— START OF EXTRACTED DATA —

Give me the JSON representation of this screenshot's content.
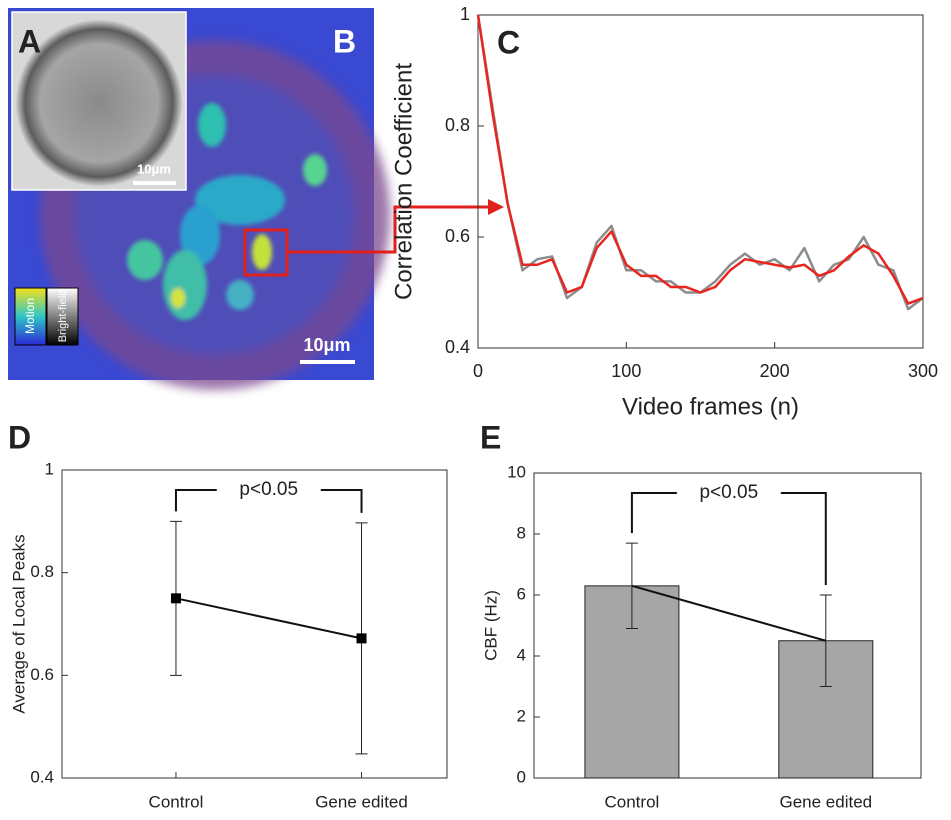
{
  "images": {
    "panel_a_label": "A",
    "panel_b_label": "B",
    "inset_scale": "10μm",
    "main_scale": "10μm",
    "colorbar_motion": "Motion",
    "colorbar_brightfield": "Bright-field"
  },
  "chart_data": [
    {
      "type": "line",
      "panel": "C",
      "y_label": "Correlation Coefficient",
      "x_label": "Video frames (n)",
      "x": [
        0,
        10,
        20,
        30,
        40,
        50,
        60,
        70,
        80,
        90,
        100,
        110,
        120,
        130,
        140,
        150,
        160,
        170,
        180,
        190,
        200,
        210,
        220,
        230,
        240,
        250,
        260,
        270,
        280,
        290,
        300
      ],
      "series": [
        {
          "color": "#8c8c8c",
          "values": [
            1.0,
            0.83,
            0.66,
            0.54,
            0.56,
            0.565,
            0.49,
            0.51,
            0.59,
            0.62,
            0.54,
            0.54,
            0.52,
            0.52,
            0.5,
            0.5,
            0.52,
            0.55,
            0.57,
            0.55,
            0.56,
            0.54,
            0.58,
            0.52,
            0.55,
            0.56,
            0.6,
            0.55,
            0.54,
            0.47,
            0.49
          ]
        },
        {
          "color": "#e8261f",
          "values": [
            1.0,
            0.82,
            0.66,
            0.55,
            0.55,
            0.56,
            0.5,
            0.51,
            0.58,
            0.61,
            0.55,
            0.53,
            0.53,
            0.51,
            0.51,
            0.5,
            0.51,
            0.54,
            0.56,
            0.555,
            0.55,
            0.545,
            0.55,
            0.53,
            0.54,
            0.565,
            0.585,
            0.57,
            0.53,
            0.48,
            0.49
          ]
        }
      ],
      "xlim": [
        0,
        300
      ],
      "xticks": [
        0,
        100,
        200,
        300
      ],
      "ylim": [
        0.4,
        1
      ],
      "yticks": [
        0.4,
        0.6,
        0.8,
        1
      ]
    },
    {
      "type": "line",
      "panel": "D",
      "y_label": "Average of Local Peaks",
      "annotation": "p<0.05",
      "categories": [
        "Control",
        "Gene edited"
      ],
      "values": [
        0.75,
        0.672
      ],
      "errors": [
        0.15,
        0.225
      ],
      "color": "#000000",
      "ylim": [
        0.4,
        1
      ],
      "yticks": [
        0.4,
        0.6,
        0.8,
        1
      ]
    },
    {
      "type": "bar",
      "panel": "E",
      "y_label": "CBF (Hz)",
      "annotation": "p<0.05",
      "categories": [
        "Control",
        "Gene edited"
      ],
      "values": [
        6.3,
        4.5
      ],
      "errors": [
        1.4,
        1.5
      ],
      "color": "#a6a6a6",
      "connect": true,
      "ylim": [
        0,
        10
      ],
      "yticks": [
        0,
        2,
        4,
        6,
        8,
        10
      ]
    }
  ]
}
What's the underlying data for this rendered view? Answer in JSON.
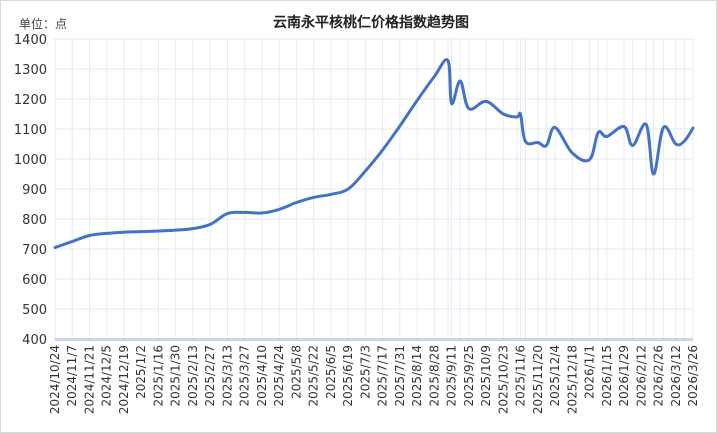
{
  "chart_data": {
    "type": "line",
    "title": "云南永平核桃仁价格指数趋势图",
    "unit_label": "单位：点",
    "ylim": [
      400,
      1400
    ],
    "yticks": [
      400,
      500,
      600,
      700,
      800,
      900,
      1000,
      1100,
      1200,
      1300,
      1400
    ],
    "x_tick_labels": [
      "2024/10/24",
      "2024/11/7",
      "2024/11/21",
      "2024/12/5",
      "2024/12/19",
      "2025/1/2",
      "2025/1/16",
      "2025/1/30",
      "2025/2/13",
      "2025/2/27",
      "2025/3/13",
      "2025/3/27",
      "2025/4/10",
      "2025/4/24",
      "2025/5/8",
      "2025/5/22",
      "2025/6/5",
      "2025/6/19",
      "2025/7/3",
      "2025/7/17",
      "2025/7/31",
      "2025/8/14",
      "2025/8/28",
      "2025/9/11",
      "2025/9/25",
      "2025/10/9",
      "2025/10/23",
      "2025/11/6",
      "2025/11/20",
      "2025/12/4",
      "2025/12/18",
      "2026/1/1",
      "2026/1/15",
      "2026/1/29",
      "2026/2/12",
      "2026/2/26",
      "2026/3/12",
      "2026/3/26"
    ],
    "series": [
      {
        "color": "#4472C4",
        "points": [
          [
            "2024/10/24",
            705
          ],
          [
            "2024/11/7",
            725
          ],
          [
            "2024/11/21",
            745
          ],
          [
            "2024/12/5",
            752
          ],
          [
            "2024/12/19",
            756
          ],
          [
            "2025/1/2",
            758
          ],
          [
            "2025/1/16",
            760
          ],
          [
            "2025/1/30",
            763
          ],
          [
            "2025/2/13",
            768
          ],
          [
            "2025/2/27",
            782
          ],
          [
            "2025/3/13",
            818
          ],
          [
            "2025/3/27",
            822
          ],
          [
            "2025/4/10",
            820
          ],
          [
            "2025/4/24",
            832
          ],
          [
            "2025/5/8",
            855
          ],
          [
            "2025/5/22",
            872
          ],
          [
            "2025/6/5",
            882
          ],
          [
            "2025/6/19",
            900
          ],
          [
            "2025/7/3",
            960
          ],
          [
            "2025/7/17",
            1030
          ],
          [
            "2025/7/31",
            1110
          ],
          [
            "2025/8/14",
            1195
          ],
          [
            "2025/8/28",
            1275
          ],
          [
            "2025/9/8",
            1328
          ],
          [
            "2025/9/11",
            1185
          ],
          [
            "2025/9/18",
            1260
          ],
          [
            "2025/9/25",
            1168
          ],
          [
            "2025/10/9",
            1192
          ],
          [
            "2025/10/23",
            1150
          ],
          [
            "2025/11/3",
            1140
          ],
          [
            "2025/11/6",
            1148
          ],
          [
            "2025/11/10",
            1058
          ],
          [
            "2025/11/20",
            1055
          ],
          [
            "2025/11/27",
            1045
          ],
          [
            "2025/12/4",
            1105
          ],
          [
            "2025/12/18",
            1020
          ],
          [
            "2026/1/1",
            998
          ],
          [
            "2026/1/8",
            1088
          ],
          [
            "2026/1/15",
            1075
          ],
          [
            "2026/1/29",
            1108
          ],
          [
            "2026/2/5",
            1045
          ],
          [
            "2026/2/16",
            1115
          ],
          [
            "2026/2/22",
            950
          ],
          [
            "2026/3/2",
            1105
          ],
          [
            "2026/3/12",
            1050
          ],
          [
            "2026/3/19",
            1060
          ],
          [
            "2026/3/26",
            1103
          ]
        ]
      }
    ],
    "grid": true,
    "legend": "none"
  }
}
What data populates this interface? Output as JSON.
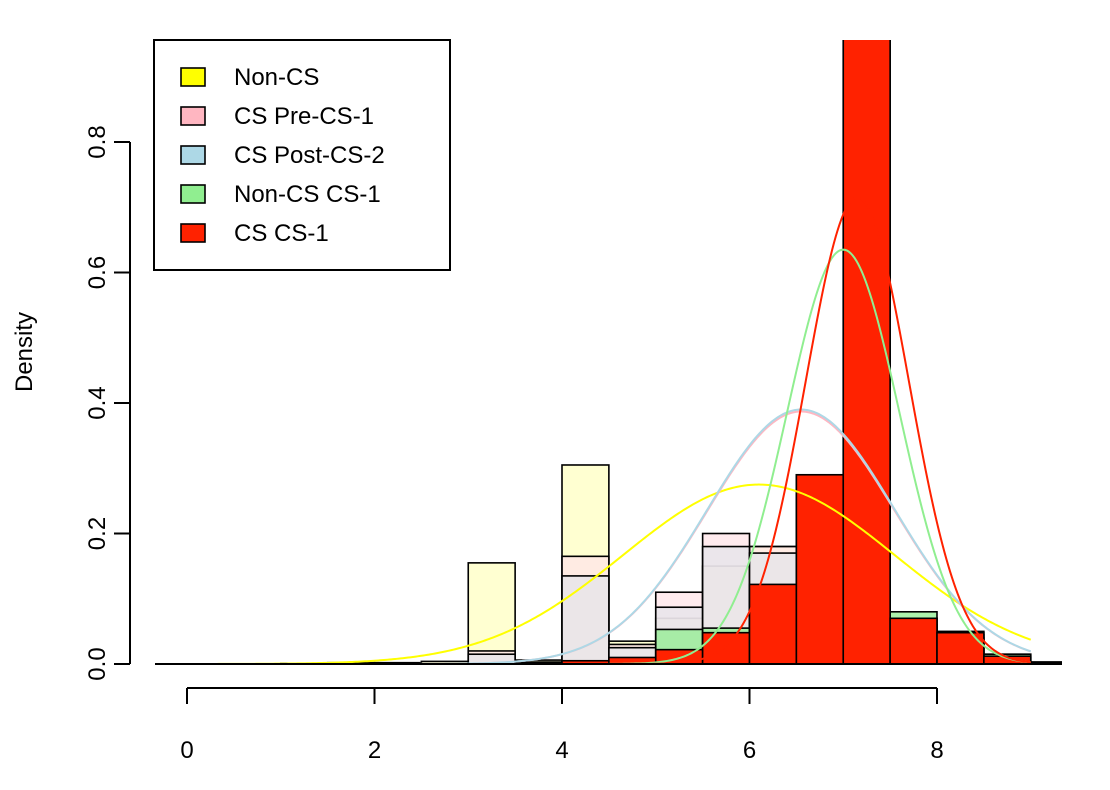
{
  "chart_data": {
    "type": "histogram",
    "title": "",
    "xlabel": "",
    "ylabel": "Density",
    "xlim": [
      0,
      9.4
    ],
    "ylim": [
      0,
      0.95
    ],
    "x_ticks": [
      0,
      2,
      4,
      6,
      8
    ],
    "x_tick_labels": [
      "0",
      "2",
      "4",
      "6",
      "8"
    ],
    "y_ticks": [
      0.0,
      0.2,
      0.4,
      0.6,
      0.8
    ],
    "y_tick_labels": [
      "0.0",
      "0.2",
      "0.4",
      "0.6",
      "0.8"
    ],
    "bin_edges": [
      0,
      0.5,
      1,
      1.5,
      2,
      2.5,
      3,
      3.5,
      4,
      4.5,
      5,
      5.5,
      6,
      6.5,
      7,
      7.5,
      8,
      8.5,
      9,
      9.5
    ],
    "legend": {
      "position": "top-left"
    },
    "series": [
      {
        "name": "Non-CS",
        "fill": "#FFFFC2",
        "legend_color": "#FFFF00",
        "curve_color": "#FFFF00",
        "densities": [
          0,
          0,
          0.001,
          0.002,
          0.002,
          0.004,
          0.155,
          0.006,
          0.305,
          0.035,
          0.07,
          0.15,
          0.18,
          0.09,
          0.03,
          0.01,
          0.002,
          0.002,
          0.001
        ],
        "curve": {
          "mean": 6.1,
          "sd": 1.45,
          "peak": 0.275
        }
      },
      {
        "name": "CS Pre-CS-1",
        "fill": "#FFE4E8",
        "legend_color": "#FFB6C1",
        "curve_color": "#FFB6C1",
        "densities": [
          0,
          0,
          0,
          0,
          0,
          0,
          0.02,
          0.003,
          0.165,
          0.03,
          0.11,
          0.2,
          0.18,
          0.2,
          0.15,
          0.06,
          0.04,
          0.01,
          0.002
        ],
        "curve": {
          "mean": 6.55,
          "sd": 1.0,
          "peak": 0.387
        }
      },
      {
        "name": "CS Post-CS-2",
        "fill": "#E4E4EA",
        "legend_color": "#ADD8E6",
        "curve_color": "#ADD8E6",
        "densities": [
          0,
          0,
          0,
          0,
          0,
          0,
          0.015,
          0.002,
          0.135,
          0.025,
          0.087,
          0.18,
          0.17,
          0.22,
          0.18,
          0.07,
          0.045,
          0.015,
          0.003
        ],
        "curve": {
          "mean": 6.55,
          "sd": 1.0,
          "peak": 0.39
        }
      },
      {
        "name": "Non-CS CS-1",
        "fill": "#90EE90",
        "legend_color": "#90EE90",
        "curve_color": "#90EE90",
        "densities": [
          0,
          0,
          0,
          0,
          0,
          0,
          0,
          0,
          0,
          0,
          0.053,
          0.055,
          0.12,
          0.29,
          0.97,
          0.08,
          0.05,
          0.015,
          0.003
        ],
        "curve": {
          "mean": 7.0,
          "sd": 0.6,
          "peak": 0.635
        }
      },
      {
        "name": "CS CS-1",
        "fill": "#FF2200",
        "legend_color": "#FF2200",
        "curve_color": "#FF2200",
        "densities": [
          0,
          0,
          0,
          0,
          0,
          0,
          0,
          0,
          0.005,
          0.01,
          0.022,
          0.048,
          0.122,
          0.29,
          0.97,
          0.07,
          0.048,
          0.012,
          0.002
        ],
        "curve": {
          "mean": 7.15,
          "sd": 0.55,
          "peak": 0.715
        }
      }
    ]
  }
}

— END OF EXTRACTED DATA —

■ JOB:
Read the data above and pull out each line that holds the string "fill".

■ RESULT FOR THIS EXERCISE:
        "fill": "#FFFFC2",
        "fill": "#FFE4E8",
        "fill": "#E4E4EA",
        "fill": "#90EE90",
        "fill": "#FF2200",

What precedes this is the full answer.